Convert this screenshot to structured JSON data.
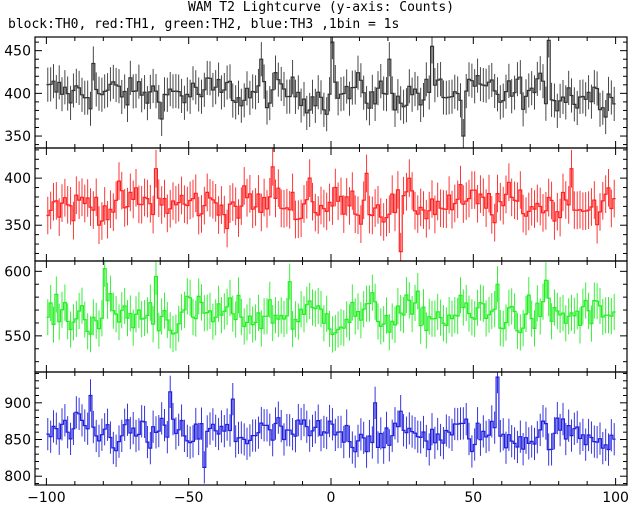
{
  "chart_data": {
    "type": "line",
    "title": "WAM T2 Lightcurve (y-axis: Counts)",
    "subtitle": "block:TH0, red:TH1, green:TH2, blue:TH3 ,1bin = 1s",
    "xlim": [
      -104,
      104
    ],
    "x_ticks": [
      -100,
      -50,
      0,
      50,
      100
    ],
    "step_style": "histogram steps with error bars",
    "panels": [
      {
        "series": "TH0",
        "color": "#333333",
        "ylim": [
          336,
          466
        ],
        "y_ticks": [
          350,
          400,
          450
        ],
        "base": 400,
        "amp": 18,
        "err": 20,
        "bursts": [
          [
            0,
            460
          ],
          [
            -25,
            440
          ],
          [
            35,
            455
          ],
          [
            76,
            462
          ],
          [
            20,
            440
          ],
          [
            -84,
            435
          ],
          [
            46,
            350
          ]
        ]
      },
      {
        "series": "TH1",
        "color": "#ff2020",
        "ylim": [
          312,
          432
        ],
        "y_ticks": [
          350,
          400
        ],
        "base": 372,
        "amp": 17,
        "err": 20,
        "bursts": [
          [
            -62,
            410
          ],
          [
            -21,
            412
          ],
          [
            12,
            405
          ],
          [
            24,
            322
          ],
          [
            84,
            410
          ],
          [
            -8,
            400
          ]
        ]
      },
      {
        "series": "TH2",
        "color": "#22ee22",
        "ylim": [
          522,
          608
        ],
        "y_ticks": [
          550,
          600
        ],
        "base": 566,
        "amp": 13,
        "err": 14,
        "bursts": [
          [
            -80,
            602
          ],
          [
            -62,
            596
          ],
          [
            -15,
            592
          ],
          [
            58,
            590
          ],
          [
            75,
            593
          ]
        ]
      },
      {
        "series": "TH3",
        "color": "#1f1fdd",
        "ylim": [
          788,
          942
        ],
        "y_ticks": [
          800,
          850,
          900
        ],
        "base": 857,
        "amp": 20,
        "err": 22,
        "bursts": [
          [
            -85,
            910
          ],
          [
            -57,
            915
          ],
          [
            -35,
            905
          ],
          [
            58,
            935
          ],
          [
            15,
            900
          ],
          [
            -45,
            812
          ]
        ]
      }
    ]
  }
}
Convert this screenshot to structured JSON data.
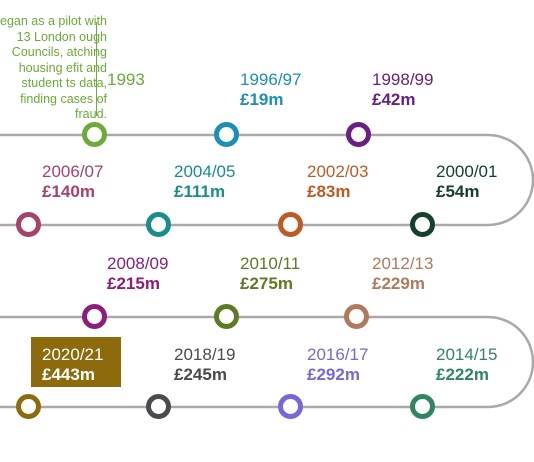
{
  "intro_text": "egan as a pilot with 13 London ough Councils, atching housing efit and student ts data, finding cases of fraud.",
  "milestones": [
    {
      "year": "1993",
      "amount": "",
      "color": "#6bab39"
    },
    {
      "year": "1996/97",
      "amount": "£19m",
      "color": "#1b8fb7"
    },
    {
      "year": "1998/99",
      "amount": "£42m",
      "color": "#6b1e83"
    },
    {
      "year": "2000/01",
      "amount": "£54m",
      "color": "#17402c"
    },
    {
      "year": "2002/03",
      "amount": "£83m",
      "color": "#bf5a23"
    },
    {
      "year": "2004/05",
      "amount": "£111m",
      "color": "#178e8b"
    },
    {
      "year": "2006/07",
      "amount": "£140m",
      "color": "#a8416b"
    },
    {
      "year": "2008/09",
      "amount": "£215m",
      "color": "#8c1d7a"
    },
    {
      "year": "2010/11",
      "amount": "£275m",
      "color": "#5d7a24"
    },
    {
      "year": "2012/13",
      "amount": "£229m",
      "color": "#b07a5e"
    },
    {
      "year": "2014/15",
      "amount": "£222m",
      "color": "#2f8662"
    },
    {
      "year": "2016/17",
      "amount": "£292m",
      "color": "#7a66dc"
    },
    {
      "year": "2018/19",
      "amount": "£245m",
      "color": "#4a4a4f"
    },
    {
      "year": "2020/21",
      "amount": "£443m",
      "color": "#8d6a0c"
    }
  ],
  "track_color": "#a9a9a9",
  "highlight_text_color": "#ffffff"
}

### [To do]
Exclude all images and restate the records above word for word.

### [Finished answer]
Convert this screenshot to structured JSON data.
{
  "chart_data": {
    "type": "line",
    "title": "WAM T2 Lightcurve (y-axis: Counts)",
    "subtitle": "block:TH0, red:TH1, green:TH2, blue:TH3 ,1bin = 1s",
    "xlim": [
      -104,
      104
    ],
    "x_ticks": [
      -100,
      -50,
      0,
      50,
      100
    ],
    "step_style": "histogram steps with error bars",
    "panels": [
      {
        "series": "TH0",
        "color": "#333333",
        "ylim": [
          336,
          466
        ],
        "y_ticks": [
          350,
          400,
          450
        ],
        "base": 400,
        "amp": 18,
        "err": 20,
        "bursts": [
          [
            0,
            460
          ],
          [
            -25,
            440
          ],
          [
            35,
            455
          ],
          [
            76,
            462
          ],
          [
            20,
            440
          ],
          [
            -84,
            435
          ],
          [
            46,
            350
          ]
        ]
      },
      {
        "series": "TH1",
        "color": "#ff2020",
        "ylim": [
          312,
          432
        ],
        "y_ticks": [
          350,
          400
        ],
        "base": 372,
        "amp": 17,
        "err": 20,
        "bursts": [
          [
            -62,
            410
          ],
          [
            -21,
            412
          ],
          [
            12,
            405
          ],
          [
            24,
            322
          ],
          [
            84,
            410
          ],
          [
            -8,
            400
          ]
        ]
      },
      {
        "series": "TH2",
        "color": "#22ee22",
        "ylim": [
          522,
          608
        ],
        "y_ticks": [
          550,
          600
        ],
        "base": 566,
        "amp": 13,
        "err": 14,
        "bursts": [
          [
            -80,
            602
          ],
          [
            -62,
            596
          ],
          [
            -15,
            592
          ],
          [
            58,
            590
          ],
          [
            75,
            593
          ]
        ]
      },
      {
        "series": "TH3",
        "color": "#1f1fdd",
        "ylim": [
          788,
          942
        ],
        "y_ticks": [
          800,
          850,
          900
        ],
        "base": 857,
        "amp": 20,
        "err": 22,
        "bursts": [
          [
            -85,
            910
          ],
          [
            -57,
            915
          ],
          [
            -35,
            905
          ],
          [
            58,
            935
          ],
          [
            15,
            900
          ],
          [
            -45,
            812
          ]
        ]
      }
    ]
  }
}
Convert this screenshot to structured JSON data.
{
  "intro_text": "egan as a pilot with 13 London ough Councils, atching housing efit and student ts data, finding cases of fraud.",
  "milestones": [
    {
      "year": "1993",
      "amount": "",
      "color": "#6bab39"
    },
    {
      "year": "1996/97",
      "amount": "£19m",
      "color": "#1b8fb7"
    },
    {
      "year": "1998/99",
      "amount": "£42m",
      "color": "#6b1e83"
    },
    {
      "year": "2000/01",
      "amount": "£54m",
      "color": "#17402c"
    },
    {
      "year": "2002/03",
      "amount": "£83m",
      "color": "#bf5a23"
    },
    {
      "year": "2004/05",
      "amount": "£111m",
      "color": "#178e8b"
    },
    {
      "year": "2006/07",
      "amount": "£140m",
      "color": "#a8416b"
    },
    {
      "year": "2008/09",
      "amount": "£215m",
      "color": "#8c1d7a"
    },
    {
      "year": "2010/11",
      "amount": "£275m",
      "color": "#5d7a24"
    },
    {
      "year": "2012/13",
      "amount": "£229m",
      "color": "#b07a5e"
    },
    {
      "year": "2014/15",
      "amount": "£222m",
      "color": "#2f8662"
    },
    {
      "year": "2016/17",
      "amount": "£292m",
      "color": "#7a66dc"
    },
    {
      "year": "2018/19",
      "amount": "£245m",
      "color": "#4a4a4f"
    },
    {
      "year": "2020/21",
      "amount": "£443m",
      "color": "#8d6a0c"
    }
  ],
  "track_color": "#a9a9a9",
  "highlight_text_color": "#ffffff"
}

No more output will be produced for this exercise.